▸ **WHAT TO DO**
Restate the full set of records exactly, word for word.

▸ **SUPPLIED DATA**
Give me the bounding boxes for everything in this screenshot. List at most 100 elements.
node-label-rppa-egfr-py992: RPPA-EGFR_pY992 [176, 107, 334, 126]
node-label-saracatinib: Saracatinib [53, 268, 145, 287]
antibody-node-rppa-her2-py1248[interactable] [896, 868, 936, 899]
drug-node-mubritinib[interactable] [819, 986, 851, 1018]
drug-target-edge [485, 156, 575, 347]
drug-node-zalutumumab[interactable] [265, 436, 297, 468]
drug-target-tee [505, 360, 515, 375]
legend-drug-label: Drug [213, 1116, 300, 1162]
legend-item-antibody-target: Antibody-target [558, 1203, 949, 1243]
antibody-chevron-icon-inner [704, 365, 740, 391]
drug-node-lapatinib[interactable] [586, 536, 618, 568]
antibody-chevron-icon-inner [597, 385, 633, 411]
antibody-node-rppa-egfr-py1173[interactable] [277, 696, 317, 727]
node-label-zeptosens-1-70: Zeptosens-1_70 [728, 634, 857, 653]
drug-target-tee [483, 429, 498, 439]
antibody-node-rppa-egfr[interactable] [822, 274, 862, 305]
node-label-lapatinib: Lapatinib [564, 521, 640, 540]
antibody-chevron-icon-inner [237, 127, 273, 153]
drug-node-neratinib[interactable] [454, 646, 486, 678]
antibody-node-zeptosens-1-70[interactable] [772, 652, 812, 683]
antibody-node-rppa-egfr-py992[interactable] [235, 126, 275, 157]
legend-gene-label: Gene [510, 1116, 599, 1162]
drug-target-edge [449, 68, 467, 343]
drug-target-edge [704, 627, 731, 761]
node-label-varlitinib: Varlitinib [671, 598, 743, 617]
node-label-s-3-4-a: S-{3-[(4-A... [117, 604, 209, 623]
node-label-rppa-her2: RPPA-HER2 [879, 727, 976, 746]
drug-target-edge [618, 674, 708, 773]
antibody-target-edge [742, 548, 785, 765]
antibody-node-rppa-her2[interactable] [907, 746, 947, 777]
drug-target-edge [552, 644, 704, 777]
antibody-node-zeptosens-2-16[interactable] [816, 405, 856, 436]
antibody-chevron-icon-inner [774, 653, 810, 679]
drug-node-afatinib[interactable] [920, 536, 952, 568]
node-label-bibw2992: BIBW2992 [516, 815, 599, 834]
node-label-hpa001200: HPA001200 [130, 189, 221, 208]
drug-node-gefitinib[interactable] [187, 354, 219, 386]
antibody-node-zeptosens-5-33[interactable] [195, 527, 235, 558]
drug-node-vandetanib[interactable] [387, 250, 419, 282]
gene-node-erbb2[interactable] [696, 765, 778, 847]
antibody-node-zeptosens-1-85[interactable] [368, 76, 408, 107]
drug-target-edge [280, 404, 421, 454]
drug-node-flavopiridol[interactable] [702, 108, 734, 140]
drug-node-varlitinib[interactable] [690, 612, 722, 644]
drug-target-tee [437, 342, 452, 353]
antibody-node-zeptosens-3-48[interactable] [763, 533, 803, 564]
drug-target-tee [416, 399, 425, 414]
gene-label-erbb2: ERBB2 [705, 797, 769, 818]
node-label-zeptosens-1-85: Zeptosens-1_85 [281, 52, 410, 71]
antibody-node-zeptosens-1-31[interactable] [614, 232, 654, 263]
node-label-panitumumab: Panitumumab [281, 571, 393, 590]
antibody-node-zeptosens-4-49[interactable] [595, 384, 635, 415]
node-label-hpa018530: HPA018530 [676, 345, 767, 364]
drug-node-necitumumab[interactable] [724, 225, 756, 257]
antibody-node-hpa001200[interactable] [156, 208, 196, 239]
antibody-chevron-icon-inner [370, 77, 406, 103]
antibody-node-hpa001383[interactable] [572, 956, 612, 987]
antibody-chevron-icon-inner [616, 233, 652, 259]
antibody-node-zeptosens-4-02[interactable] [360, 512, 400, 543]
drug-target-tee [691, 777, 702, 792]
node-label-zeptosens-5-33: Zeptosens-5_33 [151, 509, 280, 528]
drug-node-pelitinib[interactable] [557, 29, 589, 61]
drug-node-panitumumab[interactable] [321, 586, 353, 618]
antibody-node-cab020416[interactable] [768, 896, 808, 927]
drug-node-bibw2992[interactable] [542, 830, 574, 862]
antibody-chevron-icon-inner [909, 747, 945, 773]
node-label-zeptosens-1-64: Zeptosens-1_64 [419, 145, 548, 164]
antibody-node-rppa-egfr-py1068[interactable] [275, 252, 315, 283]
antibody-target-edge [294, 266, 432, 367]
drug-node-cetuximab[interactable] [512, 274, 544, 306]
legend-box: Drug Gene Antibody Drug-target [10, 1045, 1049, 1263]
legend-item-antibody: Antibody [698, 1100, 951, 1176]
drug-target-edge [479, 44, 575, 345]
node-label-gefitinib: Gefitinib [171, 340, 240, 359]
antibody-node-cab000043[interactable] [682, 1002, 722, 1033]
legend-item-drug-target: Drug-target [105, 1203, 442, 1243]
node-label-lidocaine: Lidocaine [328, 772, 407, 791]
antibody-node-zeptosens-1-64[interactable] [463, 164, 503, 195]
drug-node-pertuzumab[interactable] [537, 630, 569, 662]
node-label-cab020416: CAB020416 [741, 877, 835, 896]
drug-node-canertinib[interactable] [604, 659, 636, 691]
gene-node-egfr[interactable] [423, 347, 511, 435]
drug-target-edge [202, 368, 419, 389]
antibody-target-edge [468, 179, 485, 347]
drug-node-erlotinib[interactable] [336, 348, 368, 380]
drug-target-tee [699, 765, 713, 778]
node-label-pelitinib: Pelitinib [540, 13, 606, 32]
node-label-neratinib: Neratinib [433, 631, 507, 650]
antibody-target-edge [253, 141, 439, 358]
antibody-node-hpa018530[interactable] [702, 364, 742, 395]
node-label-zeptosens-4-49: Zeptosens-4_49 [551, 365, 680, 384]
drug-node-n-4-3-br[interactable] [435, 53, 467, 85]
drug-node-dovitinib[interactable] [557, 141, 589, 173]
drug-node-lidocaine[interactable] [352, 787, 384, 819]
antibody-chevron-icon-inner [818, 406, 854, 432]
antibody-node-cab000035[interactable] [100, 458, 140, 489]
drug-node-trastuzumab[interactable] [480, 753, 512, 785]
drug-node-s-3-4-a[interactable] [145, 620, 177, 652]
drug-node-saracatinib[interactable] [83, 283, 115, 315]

▸ **FINISHED EXERCISE**
Give me the bounding boxes for everything in this screenshot. List at most 100 elements.
node-label-rppa-egfr-py992: RPPA-EGFR_pY992 [176, 107, 334, 126]
node-label-saracatinib: Saracatinib [53, 268, 145, 287]
antibody-node-rppa-her2-py1248[interactable] [896, 868, 936, 899]
drug-node-mubritinib[interactable] [819, 986, 851, 1018]
drug-target-edge [485, 156, 575, 347]
drug-node-zalutumumab[interactable] [265, 436, 297, 468]
drug-target-tee [505, 360, 515, 375]
legend-drug-label: Drug [213, 1116, 300, 1162]
legend-item-antibody-target: Antibody-target [558, 1203, 949, 1243]
antibody-chevron-icon-inner [704, 365, 740, 391]
drug-node-lapatinib[interactable] [586, 536, 618, 568]
antibody-chevron-icon-inner [597, 385, 633, 411]
antibody-node-rppa-egfr-py1173[interactable] [277, 696, 317, 727]
node-label-zeptosens-1-70: Zeptosens-1_70 [728, 634, 857, 653]
drug-target-tee [483, 429, 498, 439]
antibody-node-rppa-egfr[interactable] [822, 274, 862, 305]
node-label-lapatinib: Lapatinib [564, 521, 640, 540]
antibody-chevron-icon-inner [237, 127, 273, 153]
drug-node-neratinib[interactable] [454, 646, 486, 678]
antibody-node-zeptosens-1-70[interactable] [772, 652, 812, 683]
antibody-node-rppa-egfr-py992[interactable] [235, 126, 275, 157]
legend-gene-label: Gene [510, 1116, 599, 1162]
drug-target-edge [449, 68, 467, 343]
drug-target-edge [704, 627, 731, 761]
node-label-varlitinib: Varlitinib [671, 598, 743, 617]
node-label-s-3-4-a: S-{3-[(4-A... [117, 604, 209, 623]
node-label-rppa-her2: RPPA-HER2 [879, 727, 976, 746]
drug-target-edge [618, 674, 708, 773]
antibody-target-edge [742, 548, 785, 765]
antibody-node-rppa-her2[interactable] [907, 746, 947, 777]
drug-target-edge [552, 644, 704, 777]
antibody-node-zeptosens-2-16[interactable] [816, 405, 856, 436]
antibody-chevron-icon-inner [774, 653, 810, 679]
drug-node-afatinib[interactable] [920, 536, 952, 568]
node-label-bibw2992: BIBW2992 [516, 815, 599, 834]
node-label-hpa001200: HPA001200 [130, 189, 221, 208]
drug-node-gefitinib[interactable] [187, 354, 219, 386]
antibody-node-zeptosens-5-33[interactable] [195, 527, 235, 558]
drug-node-vandetanib[interactable] [387, 250, 419, 282]
gene-node-erbb2[interactable] [696, 765, 778, 847]
antibody-node-zeptosens-1-85[interactable] [368, 76, 408, 107]
drug-target-edge [280, 404, 421, 454]
drug-node-flavopiridol[interactable] [702, 108, 734, 140]
drug-node-varlitinib[interactable] [690, 612, 722, 644]
drug-target-tee [437, 342, 452, 353]
antibody-node-zeptosens-3-48[interactable] [763, 533, 803, 564]
drug-target-tee [416, 399, 425, 414]
gene-label-erbb2: ERBB2 [705, 797, 769, 818]
node-label-zeptosens-1-85: Zeptosens-1_85 [281, 52, 410, 71]
antibody-node-zeptosens-1-31[interactable] [614, 232, 654, 263]
node-label-panitumumab: Panitumumab [281, 571, 393, 590]
antibody-node-zeptosens-4-49[interactable] [595, 384, 635, 415]
node-label-hpa018530: HPA018530 [676, 345, 767, 364]
drug-node-necitumumab[interactable] [724, 225, 756, 257]
antibody-node-hpa001200[interactable] [156, 208, 196, 239]
antibody-chevron-icon-inner [370, 77, 406, 103]
antibody-node-hpa001383[interactable] [572, 956, 612, 987]
antibody-chevron-icon-inner [616, 233, 652, 259]
antibody-node-zeptosens-4-02[interactable] [360, 512, 400, 543]
drug-target-tee [691, 777, 702, 792]
node-label-zeptosens-5-33: Zeptosens-5_33 [151, 509, 280, 528]
drug-node-pelitinib[interactable] [557, 29, 589, 61]
drug-node-panitumumab[interactable] [321, 586, 353, 618]
antibody-node-cab020416[interactable] [768, 896, 808, 927]
drug-node-bibw2992[interactable] [542, 830, 574, 862]
antibody-chevron-icon-inner [909, 747, 945, 773]
node-label-zeptosens-1-64: Zeptosens-1_64 [419, 145, 548, 164]
antibody-node-rppa-egfr-py1068[interactable] [275, 252, 315, 283]
antibody-target-edge [294, 266, 432, 367]
drug-node-cetuximab[interactable] [512, 274, 544, 306]
legend-box: Drug Gene Antibody Drug-target [10, 1045, 1049, 1263]
legend-item-antibody: Antibody [698, 1100, 951, 1176]
drug-target-edge [479, 44, 575, 345]
node-label-gefitinib: Gefitinib [171, 340, 240, 359]
antibody-node-cab000043[interactable] [682, 1002, 722, 1033]
legend-item-drug-target: Drug-target [105, 1203, 442, 1243]
node-label-lidocaine: Lidocaine [328, 772, 407, 791]
antibody-node-zeptosens-1-64[interactable] [463, 164, 503, 195]
drug-node-pertuzumab[interactable] [537, 630, 569, 662]
node-label-cab020416: CAB020416 [741, 877, 835, 896]
drug-node-canertinib[interactable] [604, 659, 636, 691]
gene-node-egfr[interactable] [423, 347, 511, 435]
drug-target-edge [202, 368, 419, 389]
antibody-target-edge [468, 179, 485, 347]
drug-node-erlotinib[interactable] [336, 348, 368, 380]
drug-target-tee [699, 765, 713, 778]
node-label-pelitinib: Pelitinib [540, 13, 606, 32]
node-label-neratinib: Neratinib [433, 631, 507, 650]
antibody-target-edge [253, 141, 439, 358]
antibody-node-hpa018530[interactable] [702, 364, 742, 395]
node-label-zeptosens-4-49: Zeptosens-4_49 [551, 365, 680, 384]
drug-node-n-4-3-br[interactable] [435, 53, 467, 85]
drug-node-dovitinib[interactable] [557, 141, 589, 173]
drug-node-lidocaine[interactable] [352, 787, 384, 819]
antibody-chevron-icon-inner [818, 406, 854, 432]
antibody-node-cab000035[interactable] [100, 458, 140, 489]
drug-node-trastuzumab[interactable] [480, 753, 512, 785]
drug-node-s-3-4-a[interactable] [145, 620, 177, 652]
drug-node-saracatinib[interactable] [83, 283, 115, 315]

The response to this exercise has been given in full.